Your task is to locate every line holding the string "Group" and to copy each of them.

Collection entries
::::::::::
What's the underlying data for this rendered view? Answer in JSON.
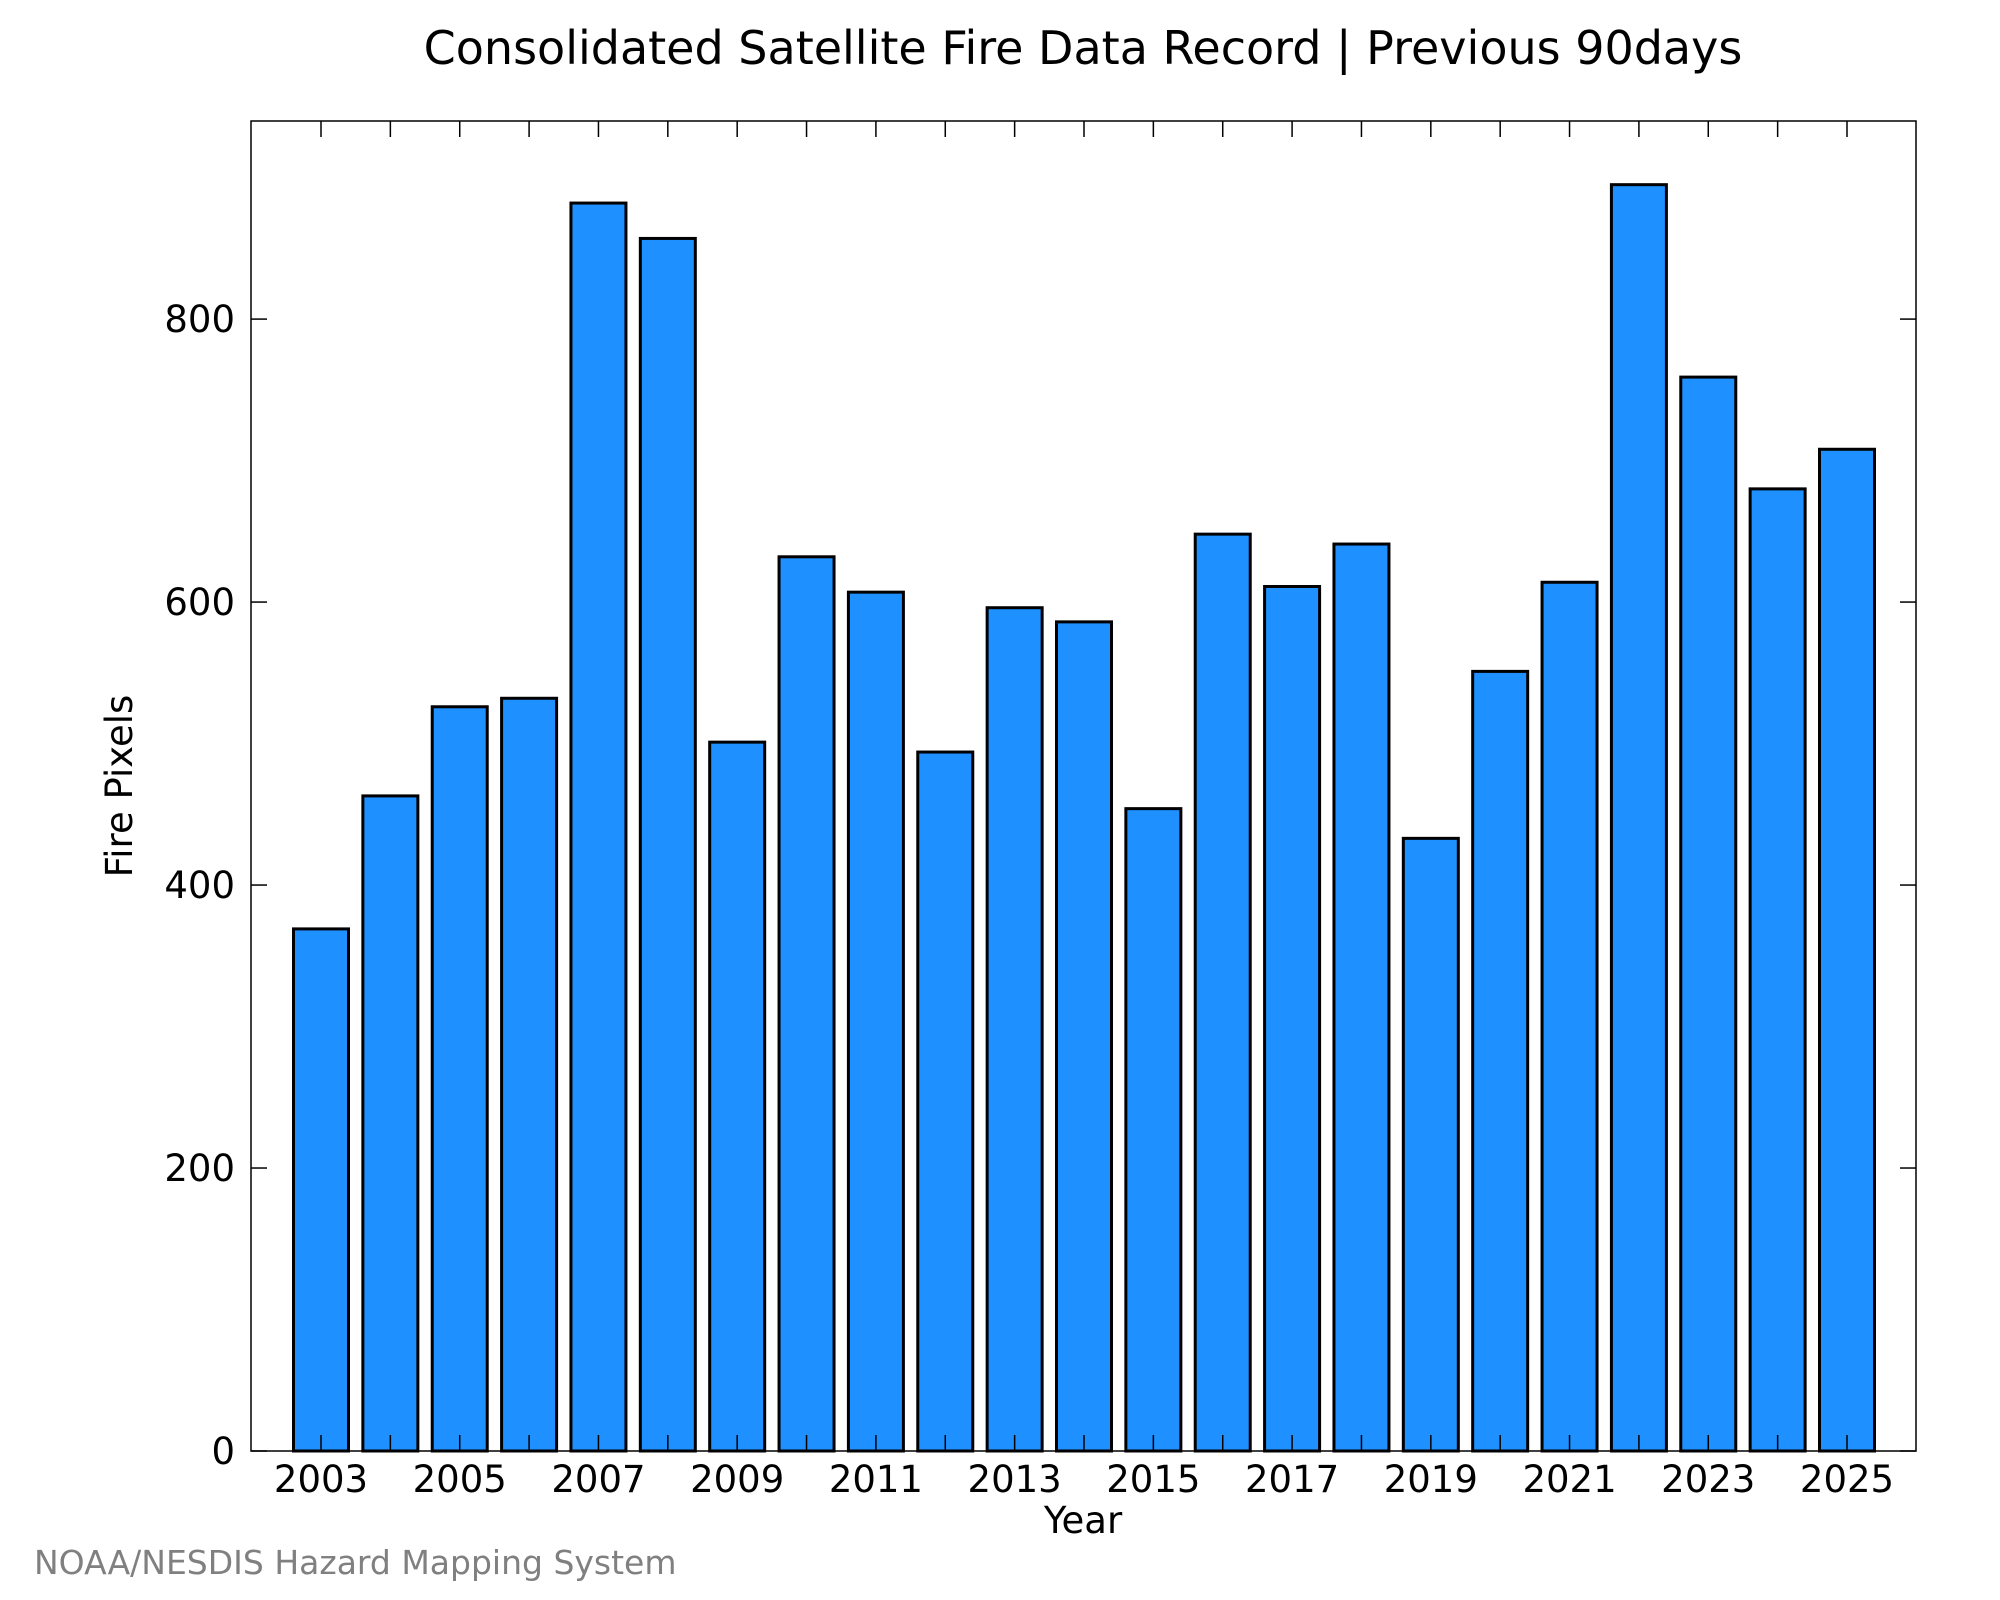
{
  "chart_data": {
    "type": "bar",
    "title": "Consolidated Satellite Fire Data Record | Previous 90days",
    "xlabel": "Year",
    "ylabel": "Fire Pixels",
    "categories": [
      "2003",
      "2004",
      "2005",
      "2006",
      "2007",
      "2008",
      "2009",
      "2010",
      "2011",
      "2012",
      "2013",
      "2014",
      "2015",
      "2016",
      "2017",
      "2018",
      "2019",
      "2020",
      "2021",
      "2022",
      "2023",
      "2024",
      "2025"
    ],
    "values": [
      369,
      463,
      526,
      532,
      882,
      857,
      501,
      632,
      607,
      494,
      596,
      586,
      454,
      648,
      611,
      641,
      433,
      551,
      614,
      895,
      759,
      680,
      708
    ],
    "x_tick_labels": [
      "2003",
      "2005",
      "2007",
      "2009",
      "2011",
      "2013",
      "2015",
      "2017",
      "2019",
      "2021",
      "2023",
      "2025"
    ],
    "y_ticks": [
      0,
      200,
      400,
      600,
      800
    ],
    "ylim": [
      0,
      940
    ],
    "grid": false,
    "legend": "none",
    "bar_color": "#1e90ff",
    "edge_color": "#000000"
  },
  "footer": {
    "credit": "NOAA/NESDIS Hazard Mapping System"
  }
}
::::::::::
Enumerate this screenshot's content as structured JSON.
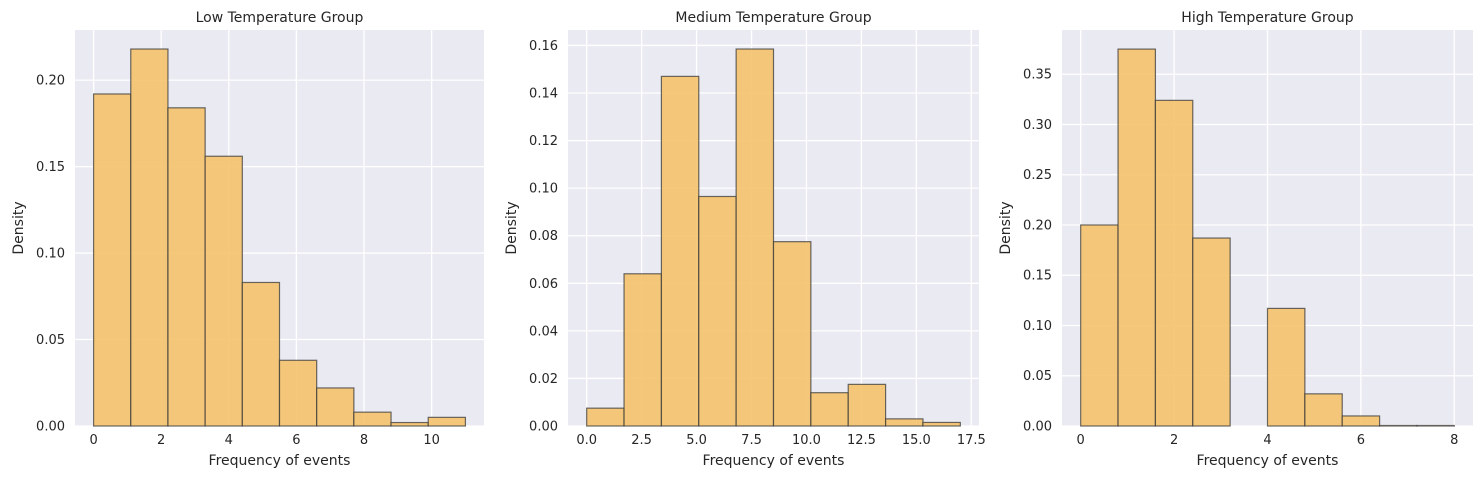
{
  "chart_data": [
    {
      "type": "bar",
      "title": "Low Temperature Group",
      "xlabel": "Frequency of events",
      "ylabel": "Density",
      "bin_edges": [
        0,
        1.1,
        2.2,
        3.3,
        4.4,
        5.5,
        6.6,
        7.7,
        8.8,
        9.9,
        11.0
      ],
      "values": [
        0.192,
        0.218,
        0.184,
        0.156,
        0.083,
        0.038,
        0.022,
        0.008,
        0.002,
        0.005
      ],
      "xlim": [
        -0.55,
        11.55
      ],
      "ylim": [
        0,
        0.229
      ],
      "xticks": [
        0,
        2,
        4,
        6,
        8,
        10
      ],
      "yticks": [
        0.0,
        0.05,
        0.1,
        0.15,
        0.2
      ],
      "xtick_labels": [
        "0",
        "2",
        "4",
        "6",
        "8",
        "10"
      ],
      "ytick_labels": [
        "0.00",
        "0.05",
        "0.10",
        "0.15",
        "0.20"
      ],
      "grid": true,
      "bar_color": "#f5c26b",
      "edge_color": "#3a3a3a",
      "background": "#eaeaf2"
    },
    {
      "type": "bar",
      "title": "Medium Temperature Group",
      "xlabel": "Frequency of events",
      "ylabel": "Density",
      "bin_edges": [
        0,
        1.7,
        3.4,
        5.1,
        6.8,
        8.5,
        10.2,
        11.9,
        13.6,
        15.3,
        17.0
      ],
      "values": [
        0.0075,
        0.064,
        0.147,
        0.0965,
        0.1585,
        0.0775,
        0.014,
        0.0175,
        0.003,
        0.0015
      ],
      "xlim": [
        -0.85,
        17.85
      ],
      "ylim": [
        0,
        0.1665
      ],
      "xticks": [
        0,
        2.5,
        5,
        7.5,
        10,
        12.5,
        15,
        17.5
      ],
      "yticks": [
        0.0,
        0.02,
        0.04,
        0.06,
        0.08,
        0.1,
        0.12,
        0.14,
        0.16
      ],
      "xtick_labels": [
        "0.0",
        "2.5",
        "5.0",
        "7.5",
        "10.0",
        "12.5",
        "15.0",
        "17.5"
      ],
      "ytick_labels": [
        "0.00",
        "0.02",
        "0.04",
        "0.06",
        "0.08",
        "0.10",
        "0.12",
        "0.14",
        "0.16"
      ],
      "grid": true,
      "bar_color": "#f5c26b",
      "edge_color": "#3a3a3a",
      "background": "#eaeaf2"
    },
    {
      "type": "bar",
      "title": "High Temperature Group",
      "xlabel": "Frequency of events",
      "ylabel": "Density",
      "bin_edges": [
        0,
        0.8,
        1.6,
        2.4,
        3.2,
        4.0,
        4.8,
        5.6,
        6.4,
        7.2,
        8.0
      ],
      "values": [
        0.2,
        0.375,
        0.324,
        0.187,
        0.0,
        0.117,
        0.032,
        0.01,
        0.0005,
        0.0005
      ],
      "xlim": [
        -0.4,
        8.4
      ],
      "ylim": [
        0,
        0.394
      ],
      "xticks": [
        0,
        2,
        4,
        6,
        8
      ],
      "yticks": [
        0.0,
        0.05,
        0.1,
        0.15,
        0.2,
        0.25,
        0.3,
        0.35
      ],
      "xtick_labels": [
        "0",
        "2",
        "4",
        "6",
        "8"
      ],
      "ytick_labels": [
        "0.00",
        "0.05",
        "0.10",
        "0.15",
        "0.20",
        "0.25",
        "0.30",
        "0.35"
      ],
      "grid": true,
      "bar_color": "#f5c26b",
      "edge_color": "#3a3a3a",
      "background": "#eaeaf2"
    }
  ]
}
::::::::::
▶ _FINAL RESULT_:
      "title": "Low Temperature Group",
      "title": "Medium Temperature Group",
      "title": "High Temperature Group",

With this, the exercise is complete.